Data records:

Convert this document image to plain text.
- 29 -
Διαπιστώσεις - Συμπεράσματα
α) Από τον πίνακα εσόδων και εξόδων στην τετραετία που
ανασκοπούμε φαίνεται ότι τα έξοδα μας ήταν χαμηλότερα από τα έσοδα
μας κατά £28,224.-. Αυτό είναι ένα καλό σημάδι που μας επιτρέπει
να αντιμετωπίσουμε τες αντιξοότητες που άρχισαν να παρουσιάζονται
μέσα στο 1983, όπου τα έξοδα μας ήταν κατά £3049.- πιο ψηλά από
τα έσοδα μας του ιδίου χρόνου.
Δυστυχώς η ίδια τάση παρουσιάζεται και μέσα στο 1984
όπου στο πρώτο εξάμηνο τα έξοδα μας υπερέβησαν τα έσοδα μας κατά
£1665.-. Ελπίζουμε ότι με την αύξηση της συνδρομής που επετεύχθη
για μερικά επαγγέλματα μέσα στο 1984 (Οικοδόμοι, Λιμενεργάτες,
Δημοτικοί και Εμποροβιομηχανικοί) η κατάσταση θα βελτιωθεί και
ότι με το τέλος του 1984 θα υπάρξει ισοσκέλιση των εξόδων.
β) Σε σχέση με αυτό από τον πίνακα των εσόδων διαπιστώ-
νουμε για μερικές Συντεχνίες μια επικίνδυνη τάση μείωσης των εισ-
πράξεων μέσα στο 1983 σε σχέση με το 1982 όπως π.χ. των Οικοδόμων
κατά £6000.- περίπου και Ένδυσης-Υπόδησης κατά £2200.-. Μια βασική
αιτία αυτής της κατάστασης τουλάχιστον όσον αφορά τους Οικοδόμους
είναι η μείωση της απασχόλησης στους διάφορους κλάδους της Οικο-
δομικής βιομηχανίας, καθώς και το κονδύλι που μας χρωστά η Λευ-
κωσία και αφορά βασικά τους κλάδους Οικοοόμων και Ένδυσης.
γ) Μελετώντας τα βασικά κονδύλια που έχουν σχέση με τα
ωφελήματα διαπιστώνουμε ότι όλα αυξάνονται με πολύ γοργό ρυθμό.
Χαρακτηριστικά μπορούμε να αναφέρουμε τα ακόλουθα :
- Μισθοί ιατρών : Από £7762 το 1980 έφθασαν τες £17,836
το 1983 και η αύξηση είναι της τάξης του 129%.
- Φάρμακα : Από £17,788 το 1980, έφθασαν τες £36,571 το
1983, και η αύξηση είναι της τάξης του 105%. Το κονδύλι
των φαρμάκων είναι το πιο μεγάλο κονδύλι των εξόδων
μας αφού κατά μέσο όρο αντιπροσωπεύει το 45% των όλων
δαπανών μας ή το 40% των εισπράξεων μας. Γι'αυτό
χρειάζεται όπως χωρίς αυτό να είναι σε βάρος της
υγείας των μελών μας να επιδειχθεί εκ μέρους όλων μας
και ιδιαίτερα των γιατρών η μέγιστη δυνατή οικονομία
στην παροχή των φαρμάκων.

Task description
Identify how many lines in the entries above contain the word "εξόδων" and provide only that figure.

Response to the task
3